- **EXTRAIT CHOISI**
════════
Anne Caroline Desplanques

De nombreux citoyens de la vallée du Saint-Laurent ont perdu le sommeil depuis que Québec a ouvert la porte à un retour de l’exploration gazière dans le secteur le plus habité de la province.

«C’est de retour, cette histoire-là ? Pincez-moi s’il vous plaît, c’est un cauchemar !» lance Danielle Houle.

Cette citoyenne de Saint-Denis-sur-Richelieu, près de Verchères, dort mal depuis que le gouvernement a déposé quatre projets de règlement qui autorisent les forages pétroliers et gaziers à 150 mètres de sa maison.

Ces règlements pourraient entrer en vigueur dès novembre et relancer l’exploration gazière et pétrolière dans le sud du Québec. S’ils ne sont pas modifiés, Mme Houle craint de voir débarquer les gazières chez elle d’ici la fin de l’année.

Bien que leur nombre ait diminué depuis la levée de boucliers de 2010 et le moratoire qui a suivi en 2012, les compagnies demeurent bien présentes. Elles détiennent des permis d’exploration qui couvrent 16 000 km2 entre Montréal et Québec.

Pour extraire le gaz de schiste, les gazières ont recours à la fracturation hydraulique, qui consiste à fracturer la roche en y injectant à haute pression un cocktail d’eau, de sable et de produits chimiques.
════════
- **INFORMATIONS FOURNIES**
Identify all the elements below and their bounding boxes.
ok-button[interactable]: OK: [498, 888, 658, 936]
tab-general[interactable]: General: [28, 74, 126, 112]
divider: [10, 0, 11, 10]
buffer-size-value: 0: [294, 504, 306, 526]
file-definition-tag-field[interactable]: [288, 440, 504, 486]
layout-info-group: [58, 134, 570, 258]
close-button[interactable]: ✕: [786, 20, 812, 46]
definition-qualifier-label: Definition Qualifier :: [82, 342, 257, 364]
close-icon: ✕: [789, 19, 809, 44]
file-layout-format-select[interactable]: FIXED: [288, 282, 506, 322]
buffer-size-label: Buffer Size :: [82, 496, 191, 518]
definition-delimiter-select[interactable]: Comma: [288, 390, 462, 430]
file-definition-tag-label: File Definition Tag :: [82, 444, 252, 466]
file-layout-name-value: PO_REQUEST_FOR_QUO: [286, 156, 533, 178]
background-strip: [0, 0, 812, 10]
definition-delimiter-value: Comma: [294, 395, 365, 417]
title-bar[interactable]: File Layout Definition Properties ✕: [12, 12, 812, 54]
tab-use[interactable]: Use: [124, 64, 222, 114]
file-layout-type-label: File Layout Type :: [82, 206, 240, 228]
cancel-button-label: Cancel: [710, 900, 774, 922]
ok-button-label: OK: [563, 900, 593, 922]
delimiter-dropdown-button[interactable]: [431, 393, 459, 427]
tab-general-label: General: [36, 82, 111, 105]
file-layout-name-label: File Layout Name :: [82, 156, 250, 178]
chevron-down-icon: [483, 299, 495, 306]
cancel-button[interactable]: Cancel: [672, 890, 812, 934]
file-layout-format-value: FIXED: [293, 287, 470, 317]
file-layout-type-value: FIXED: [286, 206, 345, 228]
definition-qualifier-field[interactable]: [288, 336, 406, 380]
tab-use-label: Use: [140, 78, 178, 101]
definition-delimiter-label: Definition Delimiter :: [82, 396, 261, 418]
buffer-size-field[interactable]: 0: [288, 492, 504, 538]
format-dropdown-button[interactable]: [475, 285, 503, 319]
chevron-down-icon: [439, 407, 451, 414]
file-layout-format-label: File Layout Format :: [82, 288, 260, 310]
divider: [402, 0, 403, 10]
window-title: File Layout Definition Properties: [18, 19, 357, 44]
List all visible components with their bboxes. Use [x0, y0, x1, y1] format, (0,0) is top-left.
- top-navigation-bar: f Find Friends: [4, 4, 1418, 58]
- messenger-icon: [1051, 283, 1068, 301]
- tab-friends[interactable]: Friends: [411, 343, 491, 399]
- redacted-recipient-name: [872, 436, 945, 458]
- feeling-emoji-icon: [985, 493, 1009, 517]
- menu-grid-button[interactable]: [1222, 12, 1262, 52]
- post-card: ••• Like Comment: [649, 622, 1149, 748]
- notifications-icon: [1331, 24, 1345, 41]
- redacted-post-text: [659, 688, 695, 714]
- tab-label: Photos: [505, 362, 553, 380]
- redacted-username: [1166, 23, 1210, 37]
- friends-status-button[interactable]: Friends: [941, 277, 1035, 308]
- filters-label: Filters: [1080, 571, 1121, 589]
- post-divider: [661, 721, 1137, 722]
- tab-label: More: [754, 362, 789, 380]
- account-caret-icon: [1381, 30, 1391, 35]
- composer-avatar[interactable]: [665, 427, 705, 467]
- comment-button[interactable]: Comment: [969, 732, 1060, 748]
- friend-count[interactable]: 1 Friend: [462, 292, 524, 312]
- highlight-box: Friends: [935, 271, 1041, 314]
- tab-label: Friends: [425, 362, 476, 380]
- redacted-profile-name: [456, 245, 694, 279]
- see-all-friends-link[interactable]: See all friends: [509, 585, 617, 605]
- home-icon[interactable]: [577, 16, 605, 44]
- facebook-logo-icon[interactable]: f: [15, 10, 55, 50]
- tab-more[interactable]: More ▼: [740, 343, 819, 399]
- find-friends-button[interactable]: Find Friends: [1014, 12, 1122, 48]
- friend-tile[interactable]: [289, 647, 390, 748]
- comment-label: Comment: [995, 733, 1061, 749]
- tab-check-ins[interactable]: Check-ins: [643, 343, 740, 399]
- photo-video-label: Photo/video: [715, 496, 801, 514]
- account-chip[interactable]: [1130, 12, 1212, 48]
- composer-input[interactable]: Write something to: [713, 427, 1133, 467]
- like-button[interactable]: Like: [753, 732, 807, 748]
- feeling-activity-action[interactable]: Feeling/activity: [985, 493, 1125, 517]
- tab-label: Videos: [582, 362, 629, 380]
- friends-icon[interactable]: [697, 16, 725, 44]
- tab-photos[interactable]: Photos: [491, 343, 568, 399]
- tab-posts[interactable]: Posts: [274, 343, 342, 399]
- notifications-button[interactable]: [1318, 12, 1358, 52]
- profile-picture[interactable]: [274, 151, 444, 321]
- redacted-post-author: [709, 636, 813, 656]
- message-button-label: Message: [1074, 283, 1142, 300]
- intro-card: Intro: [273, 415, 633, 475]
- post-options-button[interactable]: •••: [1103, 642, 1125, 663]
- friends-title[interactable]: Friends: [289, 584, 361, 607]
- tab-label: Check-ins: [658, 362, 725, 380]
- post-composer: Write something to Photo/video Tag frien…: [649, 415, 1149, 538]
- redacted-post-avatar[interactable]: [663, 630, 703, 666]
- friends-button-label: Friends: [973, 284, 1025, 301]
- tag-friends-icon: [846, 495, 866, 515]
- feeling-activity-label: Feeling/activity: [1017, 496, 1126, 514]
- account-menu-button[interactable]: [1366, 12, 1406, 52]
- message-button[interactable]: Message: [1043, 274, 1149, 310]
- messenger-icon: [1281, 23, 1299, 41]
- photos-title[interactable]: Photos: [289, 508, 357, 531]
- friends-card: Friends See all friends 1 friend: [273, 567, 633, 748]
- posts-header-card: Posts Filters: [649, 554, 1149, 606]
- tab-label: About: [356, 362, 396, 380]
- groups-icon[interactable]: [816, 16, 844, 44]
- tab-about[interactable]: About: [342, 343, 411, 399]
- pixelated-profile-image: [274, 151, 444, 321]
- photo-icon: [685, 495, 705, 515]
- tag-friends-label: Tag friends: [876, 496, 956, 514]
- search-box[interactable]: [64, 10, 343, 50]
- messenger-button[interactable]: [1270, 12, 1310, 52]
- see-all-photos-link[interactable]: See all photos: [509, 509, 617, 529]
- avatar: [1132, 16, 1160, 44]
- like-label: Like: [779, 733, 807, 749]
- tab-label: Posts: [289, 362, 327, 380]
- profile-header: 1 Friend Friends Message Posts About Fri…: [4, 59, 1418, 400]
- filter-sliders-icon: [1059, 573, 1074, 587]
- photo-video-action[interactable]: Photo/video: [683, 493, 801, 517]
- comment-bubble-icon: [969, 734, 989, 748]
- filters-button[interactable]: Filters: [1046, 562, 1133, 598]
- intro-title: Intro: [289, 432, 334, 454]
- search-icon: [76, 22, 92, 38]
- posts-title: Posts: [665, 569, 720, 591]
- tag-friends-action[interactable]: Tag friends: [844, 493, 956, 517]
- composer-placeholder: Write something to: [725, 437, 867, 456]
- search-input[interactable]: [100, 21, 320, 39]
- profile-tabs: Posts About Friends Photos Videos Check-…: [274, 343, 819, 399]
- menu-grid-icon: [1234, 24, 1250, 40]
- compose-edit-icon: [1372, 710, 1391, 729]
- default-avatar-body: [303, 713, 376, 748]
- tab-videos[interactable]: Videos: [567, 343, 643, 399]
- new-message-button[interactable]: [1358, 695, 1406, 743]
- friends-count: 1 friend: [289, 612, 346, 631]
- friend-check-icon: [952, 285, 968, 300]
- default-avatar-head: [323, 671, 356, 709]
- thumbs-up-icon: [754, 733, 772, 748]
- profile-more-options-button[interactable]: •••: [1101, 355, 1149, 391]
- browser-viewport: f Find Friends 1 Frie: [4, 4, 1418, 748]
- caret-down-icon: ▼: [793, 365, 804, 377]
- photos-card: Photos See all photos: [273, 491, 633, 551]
════════
- **CONSIGNES ET EXIGENCES**
Poursuivez le texte sur l'exploration gazière dans la vallée du Saint-Laurent à la suite de sa dernière phrase. Les enregistrements ci-dessus proviennent d'une autre source que l'extrait.

- **RÉSULTAT ATTENDU**
Choc épouvantable

«Je suis paniquée. C’est horrible», dit Mme Houle, qui a l’impression de revivre le cauchemar de 2010, quand avait éclaté le scandale du gaz de schiste au Québec.

Cette année-là, un soir d’octobre, un représentant de l’entreprise Forest Oil l’attendait chez elle à son retour du travail. Il était venu lui annoncer qu’un puits de gaz de schiste serait foré à moins de 500 m de sa maison.

«Ç’a été un choc épouvantable», se souvient-elle.

Mme Houle s’est battue d’arrache-pied pour obtenir un moratoire sur les gaz de schiste. Manifestations, réunions, lectures, rapports, conférences... des soirées, des week-ends et sa santé y sont passés.

«Je suis tombée malade. J’ai commencé à faire des crises d’asthme à cause de l’anxiété. J’étouffais la nuit», dit-elle.

Mme Houle pensait avoir échappé aux gazières quand Québec a décrété un moratoire. Mais le gouvernement Couillard vient de réveiller ses pires angoisses.

À côté de sa maison, la tête du puits de Forest Oil est encore là.

«Tout est prêt pour que ça reparte demain», souffle-t-elle.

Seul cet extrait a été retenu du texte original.